• **Direction a**: Render the records from the line containing "What elements are" through the line containing "143, 436, 233)", inclusive, as a JSON list of strings with one string per line and blank lines omitted.

• **Passage to read**:
3) Weight - a rack this size is not light, even with it's all-aluminum construction. I don't have an official weight, but right now I'd estimate it's near 45lbs unloaded. With RTT's weighing in around 120 - 180lbs depending on size, we are very close to our 4 mount weight limit with just a tent. Accessories like awnings, recovery gear and fuel/water packs would just make that worse. 

4) Noise/Gas milage. Without a fairing/lightbar upfront, this sucker is loud. Anything above 45mph and a "dull roar" is putting it mildly. Adding the lightbar improved things a bit, and I have a full fairing in the works as well. However, our gas milage took a 4-5mpg hit with the rack installed. 

If I can get bugs worked out it should be a great solution for softroading/overlanding, but I have a little ways to go.


----------



## NAMSTERVW (Jan 19, 2020)

ice4life said:


> selling a set of oem bars. make me a pm offer


Still available by chance ?


----------



## TheWayfarer (Apr 28, 2014)

• **Data for the task**:
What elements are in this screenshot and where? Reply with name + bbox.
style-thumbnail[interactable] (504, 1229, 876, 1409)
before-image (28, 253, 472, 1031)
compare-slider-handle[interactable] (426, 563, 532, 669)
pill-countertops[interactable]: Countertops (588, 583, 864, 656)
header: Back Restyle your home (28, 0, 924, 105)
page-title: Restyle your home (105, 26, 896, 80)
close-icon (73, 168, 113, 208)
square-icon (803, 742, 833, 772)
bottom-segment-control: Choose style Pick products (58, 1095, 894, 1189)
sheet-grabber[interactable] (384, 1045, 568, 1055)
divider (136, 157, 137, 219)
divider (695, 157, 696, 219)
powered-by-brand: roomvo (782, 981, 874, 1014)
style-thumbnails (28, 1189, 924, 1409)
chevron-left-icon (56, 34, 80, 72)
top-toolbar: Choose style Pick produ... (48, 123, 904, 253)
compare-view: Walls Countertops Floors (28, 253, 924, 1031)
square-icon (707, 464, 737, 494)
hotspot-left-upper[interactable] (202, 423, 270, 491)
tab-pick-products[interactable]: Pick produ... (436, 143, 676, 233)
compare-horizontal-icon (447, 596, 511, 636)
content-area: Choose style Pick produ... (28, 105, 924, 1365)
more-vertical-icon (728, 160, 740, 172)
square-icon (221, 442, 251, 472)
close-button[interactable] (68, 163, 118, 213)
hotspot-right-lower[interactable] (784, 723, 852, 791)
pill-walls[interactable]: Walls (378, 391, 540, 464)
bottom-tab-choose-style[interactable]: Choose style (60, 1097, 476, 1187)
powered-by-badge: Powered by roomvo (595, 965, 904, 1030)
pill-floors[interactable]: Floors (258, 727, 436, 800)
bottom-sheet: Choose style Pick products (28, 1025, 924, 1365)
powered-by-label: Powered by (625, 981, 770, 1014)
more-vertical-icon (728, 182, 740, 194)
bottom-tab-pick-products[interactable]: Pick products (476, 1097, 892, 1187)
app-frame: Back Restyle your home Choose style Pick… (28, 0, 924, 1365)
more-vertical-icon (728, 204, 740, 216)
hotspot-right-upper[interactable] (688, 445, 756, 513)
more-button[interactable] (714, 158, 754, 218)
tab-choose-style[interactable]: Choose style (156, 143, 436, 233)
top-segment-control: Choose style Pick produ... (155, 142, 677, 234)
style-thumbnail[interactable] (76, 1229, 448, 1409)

==

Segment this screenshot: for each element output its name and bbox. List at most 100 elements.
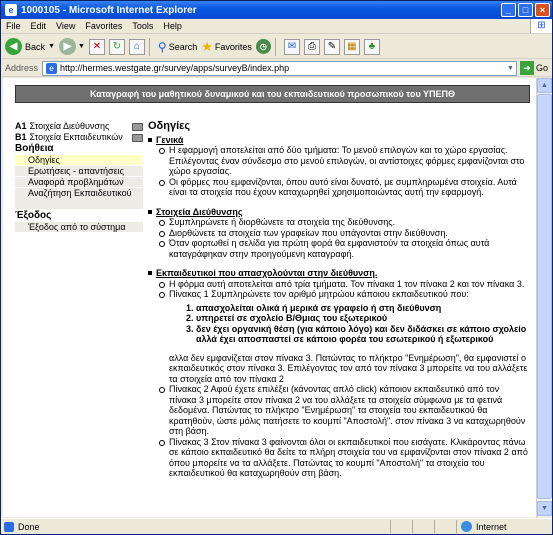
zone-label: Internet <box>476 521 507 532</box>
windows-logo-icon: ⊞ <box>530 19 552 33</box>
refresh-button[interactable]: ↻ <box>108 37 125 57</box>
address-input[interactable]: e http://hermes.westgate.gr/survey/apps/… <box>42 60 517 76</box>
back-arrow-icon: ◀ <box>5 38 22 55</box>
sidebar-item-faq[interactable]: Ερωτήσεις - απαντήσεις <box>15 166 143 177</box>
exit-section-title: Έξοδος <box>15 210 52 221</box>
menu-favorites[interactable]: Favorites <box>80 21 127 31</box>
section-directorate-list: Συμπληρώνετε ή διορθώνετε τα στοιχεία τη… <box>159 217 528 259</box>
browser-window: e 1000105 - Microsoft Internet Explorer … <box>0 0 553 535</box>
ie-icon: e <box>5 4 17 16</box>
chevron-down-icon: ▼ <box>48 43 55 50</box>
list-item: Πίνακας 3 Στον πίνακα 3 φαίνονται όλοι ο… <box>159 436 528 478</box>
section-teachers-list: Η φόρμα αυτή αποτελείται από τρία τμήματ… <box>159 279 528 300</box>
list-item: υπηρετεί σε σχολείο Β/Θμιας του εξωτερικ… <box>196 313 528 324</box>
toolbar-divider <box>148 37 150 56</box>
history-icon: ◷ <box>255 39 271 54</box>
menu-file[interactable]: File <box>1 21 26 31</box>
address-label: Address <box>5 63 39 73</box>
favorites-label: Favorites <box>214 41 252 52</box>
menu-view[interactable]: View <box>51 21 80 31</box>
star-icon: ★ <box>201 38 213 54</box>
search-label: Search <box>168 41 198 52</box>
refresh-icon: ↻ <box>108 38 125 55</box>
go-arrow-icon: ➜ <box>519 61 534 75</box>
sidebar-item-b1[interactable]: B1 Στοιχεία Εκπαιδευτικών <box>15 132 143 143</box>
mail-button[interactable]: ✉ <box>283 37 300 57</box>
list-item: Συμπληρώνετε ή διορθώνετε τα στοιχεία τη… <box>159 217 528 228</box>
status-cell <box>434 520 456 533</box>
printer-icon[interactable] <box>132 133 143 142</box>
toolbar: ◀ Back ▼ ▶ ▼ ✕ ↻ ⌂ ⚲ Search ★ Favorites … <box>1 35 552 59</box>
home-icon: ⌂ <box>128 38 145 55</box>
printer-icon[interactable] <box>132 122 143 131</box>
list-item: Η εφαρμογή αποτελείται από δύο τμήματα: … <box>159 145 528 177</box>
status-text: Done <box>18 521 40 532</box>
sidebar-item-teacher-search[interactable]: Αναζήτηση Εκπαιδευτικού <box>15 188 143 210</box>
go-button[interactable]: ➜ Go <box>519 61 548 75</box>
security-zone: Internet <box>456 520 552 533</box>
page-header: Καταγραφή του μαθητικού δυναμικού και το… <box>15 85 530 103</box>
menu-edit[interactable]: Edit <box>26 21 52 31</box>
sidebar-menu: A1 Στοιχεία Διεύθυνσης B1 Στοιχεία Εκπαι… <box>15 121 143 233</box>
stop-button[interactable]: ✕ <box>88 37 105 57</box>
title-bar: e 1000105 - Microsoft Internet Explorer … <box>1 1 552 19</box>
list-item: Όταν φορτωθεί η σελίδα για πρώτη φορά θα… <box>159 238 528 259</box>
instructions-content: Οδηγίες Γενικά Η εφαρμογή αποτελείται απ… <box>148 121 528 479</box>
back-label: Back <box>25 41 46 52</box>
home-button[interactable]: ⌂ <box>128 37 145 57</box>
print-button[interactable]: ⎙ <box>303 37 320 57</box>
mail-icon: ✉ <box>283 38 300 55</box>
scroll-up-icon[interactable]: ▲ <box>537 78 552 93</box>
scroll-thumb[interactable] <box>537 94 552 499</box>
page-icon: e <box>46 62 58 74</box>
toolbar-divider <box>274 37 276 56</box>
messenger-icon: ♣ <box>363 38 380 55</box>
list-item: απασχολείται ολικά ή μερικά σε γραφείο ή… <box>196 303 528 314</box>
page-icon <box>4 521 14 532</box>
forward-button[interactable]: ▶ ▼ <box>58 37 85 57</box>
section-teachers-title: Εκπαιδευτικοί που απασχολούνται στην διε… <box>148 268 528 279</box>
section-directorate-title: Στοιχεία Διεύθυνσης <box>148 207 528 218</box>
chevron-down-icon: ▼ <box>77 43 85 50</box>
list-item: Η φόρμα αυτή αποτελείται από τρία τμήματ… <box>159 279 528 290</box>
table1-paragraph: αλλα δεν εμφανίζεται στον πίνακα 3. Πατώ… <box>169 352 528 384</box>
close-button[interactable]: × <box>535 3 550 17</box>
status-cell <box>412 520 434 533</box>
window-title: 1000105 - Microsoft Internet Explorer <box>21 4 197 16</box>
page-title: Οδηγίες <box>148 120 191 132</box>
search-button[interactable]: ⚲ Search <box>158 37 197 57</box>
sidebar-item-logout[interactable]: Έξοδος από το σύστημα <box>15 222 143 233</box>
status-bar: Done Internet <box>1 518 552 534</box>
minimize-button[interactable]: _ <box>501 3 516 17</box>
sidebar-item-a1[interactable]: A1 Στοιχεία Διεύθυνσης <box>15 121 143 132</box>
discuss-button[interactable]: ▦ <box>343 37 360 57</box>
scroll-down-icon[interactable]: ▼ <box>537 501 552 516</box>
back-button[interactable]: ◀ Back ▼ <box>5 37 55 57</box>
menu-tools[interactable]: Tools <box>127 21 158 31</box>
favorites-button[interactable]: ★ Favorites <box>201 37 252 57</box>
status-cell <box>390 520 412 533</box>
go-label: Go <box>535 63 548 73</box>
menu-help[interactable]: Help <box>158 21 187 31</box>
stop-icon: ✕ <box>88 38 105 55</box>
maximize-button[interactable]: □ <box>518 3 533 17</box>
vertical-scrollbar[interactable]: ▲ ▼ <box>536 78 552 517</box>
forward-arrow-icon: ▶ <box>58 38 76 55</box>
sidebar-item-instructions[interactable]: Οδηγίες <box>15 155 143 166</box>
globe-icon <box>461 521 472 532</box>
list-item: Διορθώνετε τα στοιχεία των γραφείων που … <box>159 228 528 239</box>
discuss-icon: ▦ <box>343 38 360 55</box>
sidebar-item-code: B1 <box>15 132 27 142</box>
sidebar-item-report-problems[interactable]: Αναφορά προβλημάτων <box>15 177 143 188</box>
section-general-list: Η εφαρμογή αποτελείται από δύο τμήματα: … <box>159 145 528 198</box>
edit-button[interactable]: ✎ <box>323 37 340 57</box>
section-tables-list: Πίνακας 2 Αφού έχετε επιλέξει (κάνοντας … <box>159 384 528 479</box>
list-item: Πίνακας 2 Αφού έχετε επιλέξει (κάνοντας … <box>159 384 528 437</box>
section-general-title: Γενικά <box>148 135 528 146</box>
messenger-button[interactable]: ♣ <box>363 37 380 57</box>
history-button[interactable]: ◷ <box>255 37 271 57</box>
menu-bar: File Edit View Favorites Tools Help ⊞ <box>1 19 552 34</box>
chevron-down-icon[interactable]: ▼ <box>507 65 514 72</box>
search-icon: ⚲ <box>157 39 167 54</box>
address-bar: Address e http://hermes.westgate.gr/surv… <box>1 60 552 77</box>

--

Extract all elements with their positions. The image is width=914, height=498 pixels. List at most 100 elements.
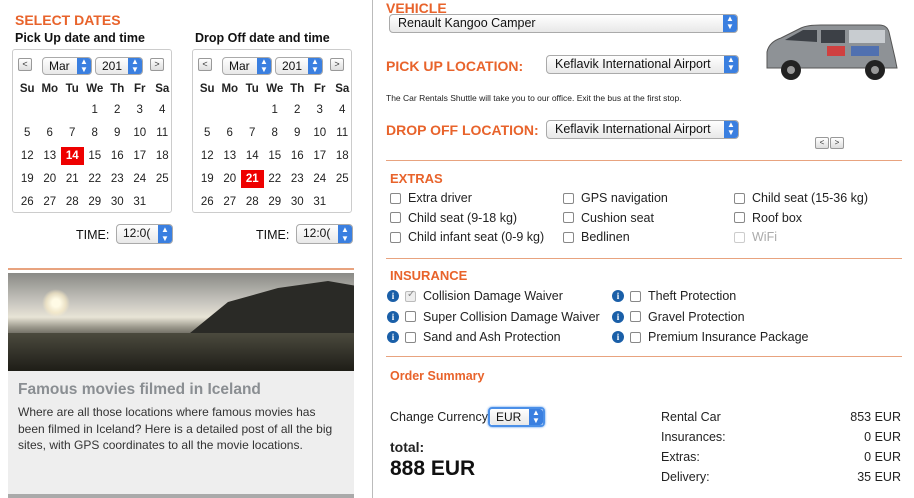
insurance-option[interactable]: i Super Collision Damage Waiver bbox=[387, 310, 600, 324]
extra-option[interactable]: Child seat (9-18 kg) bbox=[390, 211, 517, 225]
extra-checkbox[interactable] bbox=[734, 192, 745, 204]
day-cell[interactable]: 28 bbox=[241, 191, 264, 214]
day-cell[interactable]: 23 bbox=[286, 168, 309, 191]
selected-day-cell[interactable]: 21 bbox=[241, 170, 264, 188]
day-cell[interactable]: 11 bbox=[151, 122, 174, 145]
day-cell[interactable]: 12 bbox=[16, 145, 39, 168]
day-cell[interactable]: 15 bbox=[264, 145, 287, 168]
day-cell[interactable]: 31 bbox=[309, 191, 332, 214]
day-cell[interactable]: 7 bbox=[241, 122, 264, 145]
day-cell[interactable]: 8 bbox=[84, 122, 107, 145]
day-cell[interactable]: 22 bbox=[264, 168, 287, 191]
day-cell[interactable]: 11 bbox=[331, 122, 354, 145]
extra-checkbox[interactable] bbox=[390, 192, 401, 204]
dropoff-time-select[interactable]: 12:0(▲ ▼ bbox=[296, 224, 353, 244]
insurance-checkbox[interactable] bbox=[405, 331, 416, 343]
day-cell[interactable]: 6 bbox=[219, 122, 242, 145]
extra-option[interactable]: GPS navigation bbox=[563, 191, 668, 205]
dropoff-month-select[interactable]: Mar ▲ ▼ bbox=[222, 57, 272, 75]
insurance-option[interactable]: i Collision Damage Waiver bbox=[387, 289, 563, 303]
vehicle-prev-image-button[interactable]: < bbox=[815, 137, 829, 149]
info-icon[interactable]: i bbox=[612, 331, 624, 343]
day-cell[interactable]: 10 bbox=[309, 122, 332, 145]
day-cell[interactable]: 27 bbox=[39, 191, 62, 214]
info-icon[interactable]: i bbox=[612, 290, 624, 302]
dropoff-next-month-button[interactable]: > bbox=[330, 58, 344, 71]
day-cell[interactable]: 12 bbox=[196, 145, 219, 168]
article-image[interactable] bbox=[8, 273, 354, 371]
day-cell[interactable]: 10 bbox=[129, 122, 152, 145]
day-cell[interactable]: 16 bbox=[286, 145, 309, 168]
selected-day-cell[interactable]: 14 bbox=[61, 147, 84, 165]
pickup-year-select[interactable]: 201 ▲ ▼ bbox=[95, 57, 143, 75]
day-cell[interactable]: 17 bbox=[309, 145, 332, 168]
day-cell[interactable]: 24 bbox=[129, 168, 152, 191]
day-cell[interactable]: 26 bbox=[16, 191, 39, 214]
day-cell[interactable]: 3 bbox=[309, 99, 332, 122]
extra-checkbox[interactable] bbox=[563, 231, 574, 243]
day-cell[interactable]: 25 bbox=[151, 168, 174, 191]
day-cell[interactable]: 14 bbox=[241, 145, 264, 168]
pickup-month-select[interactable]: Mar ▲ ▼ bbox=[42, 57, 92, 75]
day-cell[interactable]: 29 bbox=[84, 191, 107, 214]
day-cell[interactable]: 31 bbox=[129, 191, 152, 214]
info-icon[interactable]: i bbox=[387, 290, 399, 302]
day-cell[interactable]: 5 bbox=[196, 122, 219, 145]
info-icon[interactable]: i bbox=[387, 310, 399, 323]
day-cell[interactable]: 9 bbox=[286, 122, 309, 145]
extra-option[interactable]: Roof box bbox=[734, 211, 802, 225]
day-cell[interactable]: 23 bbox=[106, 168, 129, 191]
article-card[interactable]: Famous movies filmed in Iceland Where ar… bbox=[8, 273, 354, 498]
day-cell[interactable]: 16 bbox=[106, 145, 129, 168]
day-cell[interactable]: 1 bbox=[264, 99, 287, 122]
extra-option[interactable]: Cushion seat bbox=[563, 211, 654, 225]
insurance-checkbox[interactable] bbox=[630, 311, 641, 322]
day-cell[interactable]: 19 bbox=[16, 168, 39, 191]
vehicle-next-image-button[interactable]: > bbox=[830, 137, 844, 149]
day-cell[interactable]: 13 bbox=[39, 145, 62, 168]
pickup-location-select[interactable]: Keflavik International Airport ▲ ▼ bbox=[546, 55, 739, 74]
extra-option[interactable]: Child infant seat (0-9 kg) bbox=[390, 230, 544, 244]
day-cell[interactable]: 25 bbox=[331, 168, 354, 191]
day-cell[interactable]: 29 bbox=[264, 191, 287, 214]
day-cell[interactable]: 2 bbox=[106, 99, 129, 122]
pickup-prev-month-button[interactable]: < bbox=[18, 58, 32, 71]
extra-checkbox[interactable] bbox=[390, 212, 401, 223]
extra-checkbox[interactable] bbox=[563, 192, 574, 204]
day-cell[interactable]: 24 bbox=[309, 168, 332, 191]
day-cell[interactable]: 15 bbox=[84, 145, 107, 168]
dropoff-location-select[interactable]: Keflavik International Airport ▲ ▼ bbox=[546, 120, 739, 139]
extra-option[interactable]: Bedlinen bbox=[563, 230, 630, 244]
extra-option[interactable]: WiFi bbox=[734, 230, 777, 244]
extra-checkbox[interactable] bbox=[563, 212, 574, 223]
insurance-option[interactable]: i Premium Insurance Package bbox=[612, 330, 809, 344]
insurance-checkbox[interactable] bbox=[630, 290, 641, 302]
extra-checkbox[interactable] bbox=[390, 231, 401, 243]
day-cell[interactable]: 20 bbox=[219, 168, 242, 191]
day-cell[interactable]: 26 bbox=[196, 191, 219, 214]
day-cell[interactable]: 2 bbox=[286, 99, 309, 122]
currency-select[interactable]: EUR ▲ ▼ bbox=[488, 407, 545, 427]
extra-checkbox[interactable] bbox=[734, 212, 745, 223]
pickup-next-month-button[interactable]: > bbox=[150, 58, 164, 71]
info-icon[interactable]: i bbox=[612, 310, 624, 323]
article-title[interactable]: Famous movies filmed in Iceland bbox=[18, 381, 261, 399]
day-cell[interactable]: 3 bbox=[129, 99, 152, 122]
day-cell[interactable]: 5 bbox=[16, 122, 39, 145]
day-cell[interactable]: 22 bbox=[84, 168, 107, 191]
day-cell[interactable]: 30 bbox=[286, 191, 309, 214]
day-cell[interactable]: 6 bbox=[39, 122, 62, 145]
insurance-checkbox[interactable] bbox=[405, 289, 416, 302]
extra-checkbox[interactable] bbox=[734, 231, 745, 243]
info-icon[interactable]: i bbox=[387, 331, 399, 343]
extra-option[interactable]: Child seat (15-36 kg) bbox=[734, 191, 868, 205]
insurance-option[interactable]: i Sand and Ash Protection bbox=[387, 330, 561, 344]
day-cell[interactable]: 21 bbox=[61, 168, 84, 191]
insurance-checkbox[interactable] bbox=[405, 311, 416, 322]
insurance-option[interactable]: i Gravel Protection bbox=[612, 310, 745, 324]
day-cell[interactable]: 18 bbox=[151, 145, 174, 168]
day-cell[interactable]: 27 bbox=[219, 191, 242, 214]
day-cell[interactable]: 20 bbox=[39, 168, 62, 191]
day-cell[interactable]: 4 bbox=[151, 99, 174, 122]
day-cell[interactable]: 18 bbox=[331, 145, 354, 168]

• **Direction b**:
Answer these questions from the roof rack thread, one answer per line, marked the same way:
(i) What is the estimated unloaded weight of the rack?
(ii) How much did gas mileage drop with the rack installed?
(iii) What did ice4life offer to sell?

• **Solution a**:
[
  "What elements are in this screenshot and where? Reply with name + bbox.",
  "style-thumbnail[interactable] (504, 1229, 876, 1409)",
  "before-image (28, 253, 472, 1031)",
  "compare-slider-handle[interactable] (426, 563, 532, 669)",
  "pill-countertops[interactable]: Countertops (588, 583, 864, 656)",
  "header: Back Restyle your home (28, 0, 924, 105)",
  "page-title: Restyle your home (105, 26, 896, 80)",
  "close-icon (73, 168, 113, 208)",
  "square-icon (803, 742, 833, 772)",
  "bottom-segment-control: Choose style Pick products (58, 1095, 894, 1189)",
  "sheet-grabber[interactable] (384, 1045, 568, 1055)",
  "divider (136, 157, 137, 219)",
  "divider (695, 157, 696, 219)",
  "powered-by-brand: roomvo (782, 981, 874, 1014)",
  "style-thumbnails (28, 1189, 924, 1409)",
  "chevron-left-icon (56, 34, 80, 72)",
  "top-toolbar: Choose style Pick produ... (48, 123, 904, 253)",
  "compare-view: Walls Countertops Floors (28, 253, 924, 1031)",
  "square-icon (707, 464, 737, 494)",
  "hotspot-left-upper[interactable] (202, 423, 270, 491)",
  "tab-pick-products[interactable]: Pick produ... (436, 143, 676, 233)",
  "compare-horizontal-icon (447, 596, 511, 636)",
  "content-area: Choose style Pick produ... (28, 105, 924, 1365)",
  "more-vertical-icon (728, 160, 740, 172)",
  "square-icon (221, 442, 251, 472)",
  "close-button[interactable] (68, 163, 118, 213)",
  "hotspot-right-lower[interactable] (784, 723, 852, 791)",
  "pill-walls[interactable]: Walls (378, 391, 540, 464)",
  "bottom-tab-choose-style[interactable]: Choose style (60, 1097, 476, 1187)",
  "powered-by-badge: Powered by roomvo (595, 965, 904, 1030)",
  "pill-floors[interactable]: Floors (258, 727, 436, 800)",
  "bottom-sheet: Choose style Pick products (28, 1025, 924, 1365)",
  "powered-by-label: Powered by (625, 981, 770, 1014)",
  "more-vertical-icon (728, 182, 740, 194)",
  "bottom-tab-pick-products[interactable]: Pick products (476, 1097, 892, 1187)",
  "app-frame: Back Restyle your home Choose style Pick… (28, 0, 924, 1365)",
  "more-vertical-icon (728, 204, 740, 216)",
  "hotspot-right-upper[interactable] (688, 445, 756, 513)",
  "more-button[interactable] (714, 158, 754, 218)",
  "tab-choose-style[interactable]: Choose style (156, 143, 436, 233)"
]

• **Solution b**:
(i) Near 45lbs
(ii) 4-5mpg
(iii) A set of oem bars